Records from a collection of figures
* * *

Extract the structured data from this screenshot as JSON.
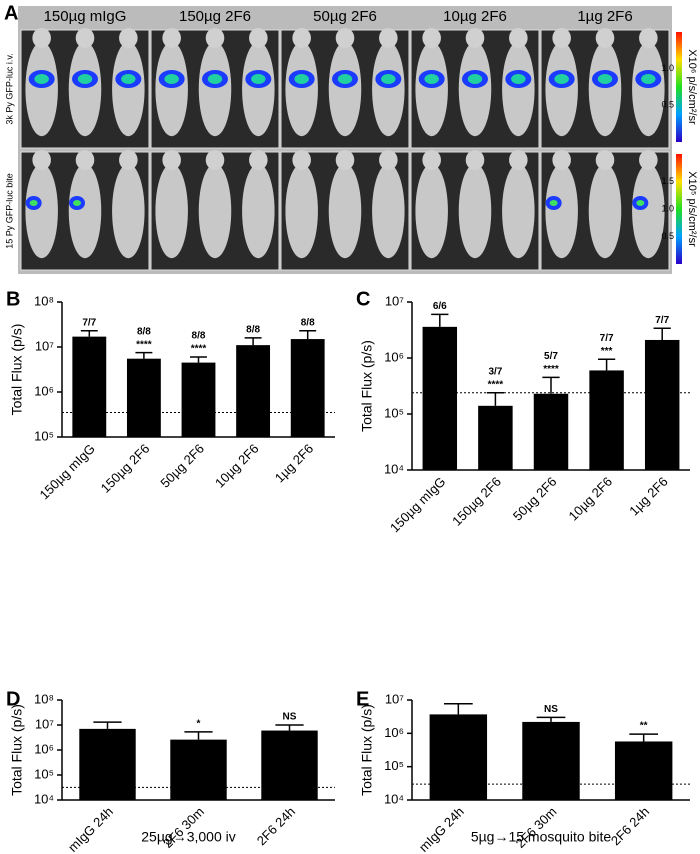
{
  "panel_a": {
    "label": "A",
    "columns": [
      "150µg mIgG",
      "150µg 2F6",
      "50µg 2F6",
      "10µg 2F6",
      "1µg 2F6"
    ],
    "rows": [
      "3k Py GFP-luc i.v.",
      "15 Py GFP-luc bite"
    ],
    "colorbars": [
      {
        "unit": "X10⁶ p/s/cm²/sr",
        "ticks": [
          "1.0",
          "0.5"
        ]
      },
      {
        "unit": "X10⁵ p/s/cm²/sr",
        "ticks": [
          "1.5",
          "1.0",
          "0.5"
        ]
      }
    ]
  },
  "chart_data": [
    {
      "type": "bar",
      "panel_label": "B",
      "y_label": "Total Flux (p/s)",
      "log_scale": true,
      "color": "#000000",
      "categories": [
        "150µg mIgG",
        "150µg 2F6",
        "50µg 2F6",
        "10µg 2F6",
        "1µg 2F6"
      ],
      "values": [
        17000000,
        5500000,
        4500000,
        11000000,
        15000000
      ],
      "errors": [
        6000000,
        2000000,
        1500000,
        5000000,
        8000000
      ],
      "fractions": [
        "7/7",
        "8/8",
        "8/8",
        "8/8",
        "8/8"
      ],
      "significance": [
        null,
        "****",
        "****",
        null,
        null
      ],
      "threshold": 350000,
      "ylim": [
        100000,
        100000000
      ],
      "yticks": [
        {
          "value": 100000,
          "label": "10⁵"
        },
        {
          "value": 1000000,
          "label": "10⁶"
        },
        {
          "value": 10000000,
          "label": "10⁷"
        },
        {
          "value": 100000000,
          "label": "10⁸"
        }
      ]
    },
    {
      "type": "bar",
      "panel_label": "C",
      "y_label": "Total Flux (p/s)",
      "log_scale": true,
      "color": "#000000",
      "categories": [
        "150µg mIgG",
        "150µg 2F6",
        "50µg 2F6",
        "10µg 2F6",
        "1µg 2F6"
      ],
      "values": [
        3600000,
        140000,
        230000,
        600000,
        2100000
      ],
      "errors": [
        2400000,
        100000,
        220000,
        350000,
        1300000
      ],
      "fractions": [
        "6/6",
        "3/7",
        "5/7",
        "7/7",
        "7/7"
      ],
      "significance": [
        null,
        "****",
        "****",
        "***",
        null
      ],
      "threshold": 240000,
      "ylim": [
        10000,
        10000000
      ],
      "yticks": [
        {
          "value": 10000,
          "label": "10⁴"
        },
        {
          "value": 100000,
          "label": "10⁵"
        },
        {
          "value": 1000000,
          "label": "10⁶"
        },
        {
          "value": 10000000,
          "label": "10⁷"
        }
      ]
    },
    {
      "type": "bar",
      "panel_label": "D",
      "y_label": "Total Flux (p/s)",
      "x_label": "25µg→3,000 iv",
      "log_scale": true,
      "color": "#000000",
      "categories": [
        "mIgG 24h",
        "2F6 30m",
        "2F6 24h"
      ],
      "values": [
        7000000,
        2600000,
        6000000
      ],
      "errors": [
        6000000,
        2700000,
        4000000
      ],
      "significance": [
        null,
        "*",
        "NS"
      ],
      "threshold": 32000,
      "ylim": [
        10000,
        100000000
      ],
      "yticks": [
        {
          "value": 10000,
          "label": "10⁴"
        },
        {
          "value": 100000,
          "label": "10⁵"
        },
        {
          "value": 1000000,
          "label": "10⁶"
        },
        {
          "value": 10000000,
          "label": "10⁷"
        },
        {
          "value": 100000000,
          "label": "10⁸"
        }
      ]
    },
    {
      "type": "bar",
      "panel_label": "E",
      "y_label": "Total Flux (p/s)",
      "x_label": "5µg→15 mosquito bite",
      "log_scale": true,
      "color": "#000000",
      "categories": [
        "mIgG 24h",
        "2F6 30m",
        "2F6 24h"
      ],
      "values": [
        3700000,
        2200000,
        570000
      ],
      "errors": [
        4000000,
        800000,
        380000
      ],
      "significance": [
        null,
        "NS",
        "**"
      ],
      "threshold": 30000,
      "ylim": [
        10000,
        10000000
      ],
      "yticks": [
        {
          "value": 10000,
          "label": "10⁴"
        },
        {
          "value": 100000,
          "label": "10⁵"
        },
        {
          "value": 1000000,
          "label": "10⁶"
        },
        {
          "value": 10000000,
          "label": "10⁷"
        }
      ]
    }
  ]
}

* * *

*WORK TO DO:* Quote the preceding listing precisely and completely, omitting its images.

*TASK RESPONSE:*
Extract the structured data from this screenshot as JSON.
{
  "panel_a": {
    "label": "A",
    "columns": [
      "150µg mIgG",
      "150µg 2F6",
      "50µg 2F6",
      "10µg 2F6",
      "1µg 2F6"
    ],
    "rows": [
      "3k Py GFP-luc i.v.",
      "15 Py GFP-luc bite"
    ],
    "colorbars": [
      {
        "unit": "X10⁶ p/s/cm²/sr",
        "ticks": [
          "1.0",
          "0.5"
        ]
      },
      {
        "unit": "X10⁵ p/s/cm²/sr",
        "ticks": [
          "1.5",
          "1.0",
          "0.5"
        ]
      }
    ]
  },
  "chart_data": [
    {
      "type": "bar",
      "panel_label": "B",
      "y_label": "Total Flux (p/s)",
      "log_scale": true,
      "color": "#000000",
      "categories": [
        "150µg mIgG",
        "150µg 2F6",
        "50µg 2F6",
        "10µg 2F6",
        "1µg 2F6"
      ],
      "values": [
        17000000,
        5500000,
        4500000,
        11000000,
        15000000
      ],
      "errors": [
        6000000,
        2000000,
        1500000,
        5000000,
        8000000
      ],
      "fractions": [
        "7/7",
        "8/8",
        "8/8",
        "8/8",
        "8/8"
      ],
      "significance": [
        null,
        "****",
        "****",
        null,
        null
      ],
      "threshold": 350000,
      "ylim": [
        100000,
        100000000
      ],
      "yticks": [
        {
          "value": 100000,
          "label": "10⁵"
        },
        {
          "value": 1000000,
          "label": "10⁶"
        },
        {
          "value": 10000000,
          "label": "10⁷"
        },
        {
          "value": 100000000,
          "label": "10⁸"
        }
      ]
    },
    {
      "type": "bar",
      "panel_label": "C",
      "y_label": "Total Flux (p/s)",
      "log_scale": true,
      "color": "#000000",
      "categories": [
        "150µg mIgG",
        "150µg 2F6",
        "50µg 2F6",
        "10µg 2F6",
        "1µg 2F6"
      ],
      "values": [
        3600000,
        140000,
        230000,
        600000,
        2100000
      ],
      "errors": [
        2400000,
        100000,
        220000,
        350000,
        1300000
      ],
      "fractions": [
        "6/6",
        "3/7",
        "5/7",
        "7/7",
        "7/7"
      ],
      "significance": [
        null,
        "****",
        "****",
        "***",
        null
      ],
      "threshold": 240000,
      "ylim": [
        10000,
        10000000
      ],
      "yticks": [
        {
          "value": 10000,
          "label": "10⁴"
        },
        {
          "value": 100000,
          "label": "10⁵"
        },
        {
          "value": 1000000,
          "label": "10⁶"
        },
        {
          "value": 10000000,
          "label": "10⁷"
        }
      ]
    },
    {
      "type": "bar",
      "panel_label": "D",
      "y_label": "Total Flux (p/s)",
      "x_label": "25µg→3,000 iv",
      "log_scale": true,
      "color": "#000000",
      "categories": [
        "mIgG 24h",
        "2F6 30m",
        "2F6 24h"
      ],
      "values": [
        7000000,
        2600000,
        6000000
      ],
      "errors": [
        6000000,
        2700000,
        4000000
      ],
      "significance": [
        null,
        "*",
        "NS"
      ],
      "threshold": 32000,
      "ylim": [
        10000,
        100000000
      ],
      "yticks": [
        {
          "value": 10000,
          "label": "10⁴"
        },
        {
          "value": 100000,
          "label": "10⁵"
        },
        {
          "value": 1000000,
          "label": "10⁶"
        },
        {
          "value": 10000000,
          "label": "10⁷"
        },
        {
          "value": 100000000,
          "label": "10⁸"
        }
      ]
    },
    {
      "type": "bar",
      "panel_label": "E",
      "y_label": "Total Flux (p/s)",
      "x_label": "5µg→15 mosquito bite",
      "log_scale": true,
      "color": "#000000",
      "categories": [
        "mIgG 24h",
        "2F6 30m",
        "2F6 24h"
      ],
      "values": [
        3700000,
        2200000,
        570000
      ],
      "errors": [
        4000000,
        800000,
        380000
      ],
      "significance": [
        null,
        "NS",
        "**"
      ],
      "threshold": 30000,
      "ylim": [
        10000,
        10000000
      ],
      "yticks": [
        {
          "value": 10000,
          "label": "10⁴"
        },
        {
          "value": 100000,
          "label": "10⁵"
        },
        {
          "value": 1000000,
          "label": "10⁶"
        },
        {
          "value": 10000000,
          "label": "10⁷"
        }
      ]
    }
  ]
}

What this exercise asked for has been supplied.